EXERCISE INPUT
+ + + + +

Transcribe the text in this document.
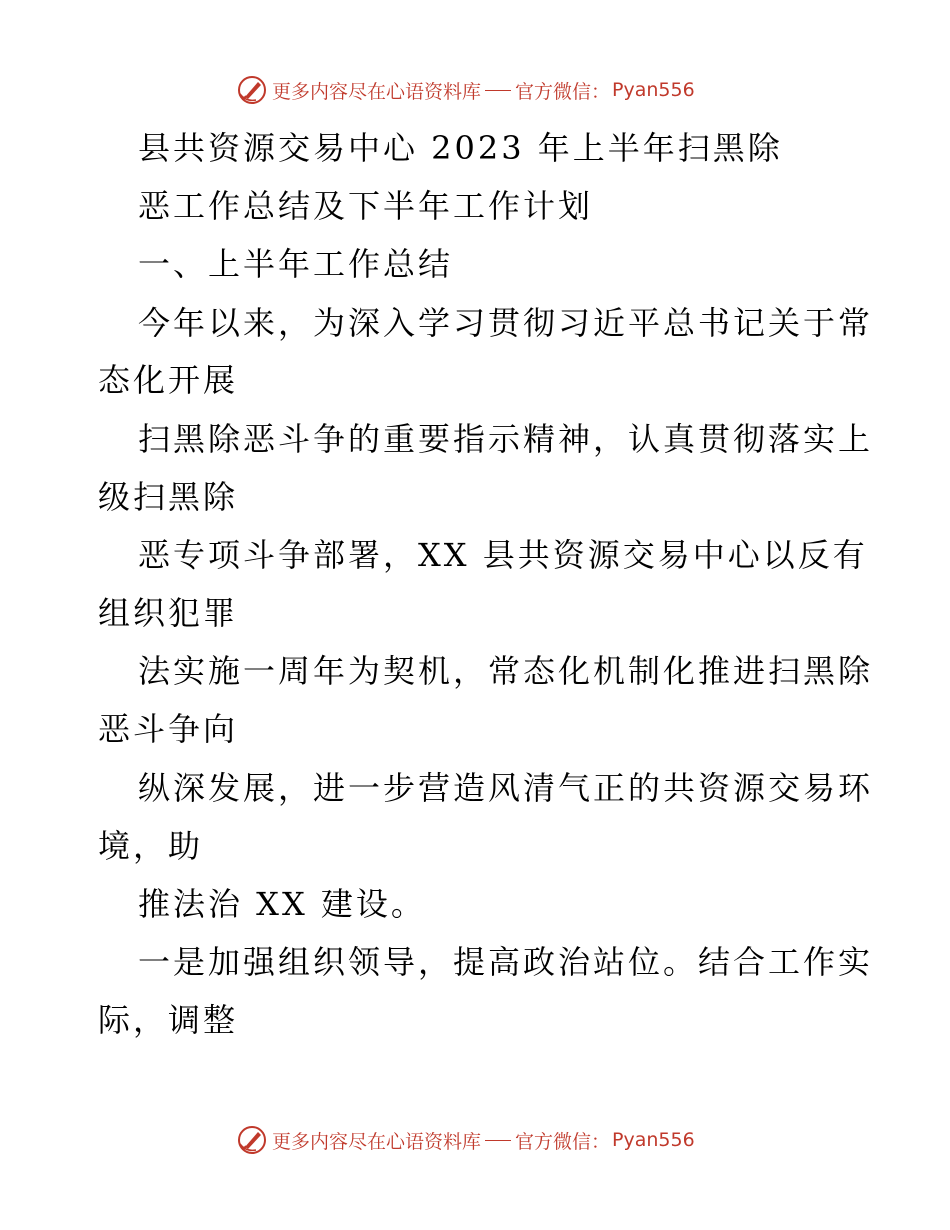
更多内容尽在心语资料库 官方微信： Pyan556
县共资源交易中心 2023 年上半年扫黑除
恶工作总结及下半年工作计划
一、上半年工作总结
今年以来，为深入学习贯彻习近平总书记关于常
态化开展
扫黑除恶斗争的重要指示精神，认真贯彻落实上
级扫黑除
恶专项斗争部署，XX 县共资源交易中心以反有
组织犯罪
法实施一周年为契机，常态化机制化推进扫黑除
恶斗争向
纵深发展，进一步营造风清气正的共资源交易环
境，助
推法治 XX 建设。
一是加强组织领导，提高政治站位。结合工作实
际，调整
更多内容尽在心语资料库 官方微信： Pyan556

+ + + + +

EXERCISE DESCRIPTION
Nothing but the pictures may be dropped; output the records above exactly.

ANSWER TO THIS PROBLEM
Transcribe the text in this document.
更多内容尽在心语资料库 官方微信： Pyan556
县共资源交易中心 2023 年上半年扫黑除
恶工作总结及下半年工作计划
一、上半年工作总结
今年以来，为深入学习贯彻习近平总书记关于常
态化开展
扫黑除恶斗争的重要指示精神，认真贯彻落实上
级扫黑除
恶专项斗争部署，XX 县共资源交易中心以反有
组织犯罪
法实施一周年为契机，常态化机制化推进扫黑除
恶斗争向
纵深发展，进一步营造风清气正的共资源交易环
境，助
推法治 XX 建设。
一是加强组织领导，提高政治站位。结合工作实
际，调整
更多内容尽在心语资料库 官方微信： Pyan556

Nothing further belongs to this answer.